## Exercise 1
According to the New York Airbnb notebook introduction, what does the `price` column record?
## Exercise 2
Carry on the New York Airbnb notebook introduction from its last sentence.

![NYC Skyline](img/nyc.jpg)

Welcome to New York City, one of the most-visited cities in the world. There are many [Airbnb](https://www.airbnb.com/) listings in New York City to meet the high demand for temporary lodging for travelers, which can be anywhere between a few nights to many months. In this notebook, we will take a closer look at the New York Airbnb market by combining data from multiple file types like `.csv`, `.tsv`, and `.xlsx`.

Recall that **CSV**, **TSV**, and **Excel** files are three common formats for storing data. 
Three files containing data on 2019 Airbnb listings are available to you:

**data/airbnb_price.csv**
- **`listing_id`**: unique identifier of listing
- **`price`**: nightly listing price in USD
- **`nbhood_full`**: name of borough and neighborhood where listing is located

**data/airbnb_room_type.xlsx**
This is an Excel file containing data on Airbnb listing descriptions and room types.

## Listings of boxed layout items

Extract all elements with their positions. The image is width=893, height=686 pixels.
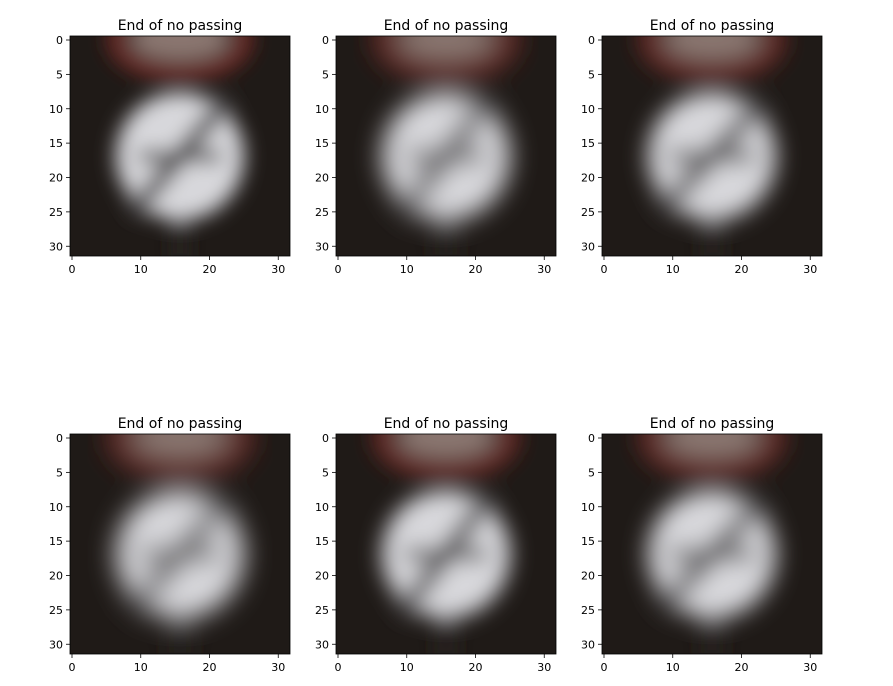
y-tick-label: 20	[581, 172, 595, 185]
y-tick-label: 5	[56, 68, 63, 81]
y-tick-label: 15	[581, 535, 595, 548]
image-panel: End of no passing 0 5 10 15 20 25 30 0 10 20 30	[581, 18, 823, 276]
y-tick-label: 25	[315, 206, 329, 219]
y-tick-label: 30	[315, 240, 329, 253]
panel-title: End of no passing	[650, 416, 775, 432]
x-tick-label: 20	[203, 661, 217, 674]
x-tick-label: 10	[134, 263, 148, 276]
panel-title: End of no passing	[118, 18, 243, 34]
y-tick-label: 25	[581, 206, 595, 219]
image-panel: End of no passing 0 5 10 15 20 25 30 0 10 20 30	[581, 416, 823, 674]
y-tick-label: 30	[49, 638, 63, 651]
x-tick-label: 30	[271, 661, 285, 674]
y-tick-label: 0	[322, 34, 329, 47]
y-tick-label: 15	[315, 535, 329, 548]
x-tick-label: 30	[537, 661, 551, 674]
y-tick-label: 30	[49, 240, 63, 253]
image-panel: End of no passing 0 5 10 15 20 25 30 0 10 20 30	[49, 18, 291, 276]
sign-image	[70, 36, 290, 256]
image-panel: End of no passing 0 5 10 15 20 25 30 0 10 20 30	[315, 416, 557, 674]
y-tick-label: 10	[49, 501, 63, 514]
y-tick-label: 5	[588, 466, 595, 479]
y-tick-label: 0	[588, 34, 595, 47]
panel-title: End of no passing	[650, 18, 775, 34]
x-tick-label: 10	[666, 263, 680, 276]
x-tick-label: 20	[735, 263, 749, 276]
axes-frame	[601, 433, 823, 655]
image-panel: End of no passing 0 5 10 15 20 25 30 0 10 20 30	[49, 416, 291, 674]
y-tick-label: 0	[322, 432, 329, 445]
y-tick-label: 10	[581, 501, 595, 514]
x-tick-label: 0	[335, 263, 342, 276]
y-tick-label: 30	[581, 638, 595, 651]
axes-frame	[335, 35, 557, 257]
y-tick-label: 20	[315, 172, 329, 185]
y-tick-label: 30	[315, 638, 329, 651]
y-tick-label: 5	[588, 68, 595, 81]
image-panel: End of no passing 0 5 10 15 20 25 30 0 10 20 30	[315, 18, 557, 276]
axes-frame	[69, 433, 291, 655]
panel-title: End of no passing	[384, 416, 509, 432]
y-tick-label: 20	[315, 570, 329, 583]
x-tick-label: 0	[335, 661, 342, 674]
x-tick-label: 30	[803, 661, 817, 674]
y-tick-label: 15	[581, 137, 595, 150]
y-tick-label: 5	[322, 466, 329, 479]
x-tick-label: 30	[803, 263, 817, 276]
y-tick-label: 0	[56, 432, 63, 445]
x-tick-label: 0	[69, 661, 76, 674]
sign-image	[336, 36, 556, 256]
sign-image	[602, 434, 822, 654]
x-tick-label: 20	[469, 263, 483, 276]
x-tick-label: 20	[469, 661, 483, 674]
x-tick-label: 0	[69, 263, 76, 276]
y-tick-label: 10	[581, 103, 595, 116]
y-tick-label: 25	[49, 206, 63, 219]
x-tick-label: 0	[601, 661, 608, 674]
y-tick-label: 15	[315, 137, 329, 150]
x-tick-label: 10	[400, 263, 414, 276]
y-tick-label: 10	[49, 103, 63, 116]
y-tick-label: 10	[315, 103, 329, 116]
y-tick-label: 25	[49, 604, 63, 617]
axes-frame	[601, 35, 823, 257]
y-tick-label: 15	[49, 137, 63, 150]
y-tick-label: 30	[581, 240, 595, 253]
y-tick-label: 5	[56, 466, 63, 479]
sign-image	[70, 434, 290, 654]
x-tick-label: 20	[203, 263, 217, 276]
y-tick-label: 10	[315, 501, 329, 514]
panel-title: End of no passing	[384, 18, 509, 34]
y-tick-label: 0	[56, 34, 63, 47]
y-tick-label: 20	[49, 172, 63, 185]
y-tick-label: 25	[581, 604, 595, 617]
sign-image	[336, 434, 556, 654]
x-tick-label: 20	[735, 661, 749, 674]
axes-frame	[69, 35, 291, 257]
x-tick-label: 10	[134, 661, 148, 674]
sign-image	[602, 36, 822, 256]
y-tick-label: 20	[49, 570, 63, 583]
x-tick-label: 30	[537, 263, 551, 276]
x-tick-label: 10	[400, 661, 414, 674]
axes-frame	[335, 433, 557, 655]
panel-title: End of no passing	[118, 416, 243, 432]
y-tick-label: 5	[322, 68, 329, 81]
x-tick-label: 0	[601, 263, 608, 276]
y-tick-label: 0	[588, 432, 595, 445]
y-tick-label: 25	[315, 604, 329, 617]
y-tick-label: 15	[49, 535, 63, 548]
x-tick-label: 10	[666, 661, 680, 674]
y-tick-label: 20	[581, 570, 595, 583]
x-tick-label: 30	[271, 263, 285, 276]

## Expected output 1
The nightly listing price in USD.

## Expected output 2
- **`listing_id`**: unique identifier of listing
- **`description`**: listing description
- **`room_type`**: Airbnb has three types of rooms: shared rooms, private rooms, and entire homes/apartments

**data/airbnb_last_review.tsv**
This is a TSV file containing data on Airbnb host names and review dates.
- **`listing_id`**: unique identifier of listing
- **`host_name`**: name of listing host
- **`last_review`**: date when the listing was last reviewed

Our goals are to convert untidy data into appropriate formats to analyze, and answer key questions including:

- What is the average price, per night, of an Airbnb listing in NYC?
- How does the average price of an Airbnb listing, per month, compare to the private rental market?
- How many adverts are for private rooms?
- How do Airbnb listing prices compare across the five NYC boroughs?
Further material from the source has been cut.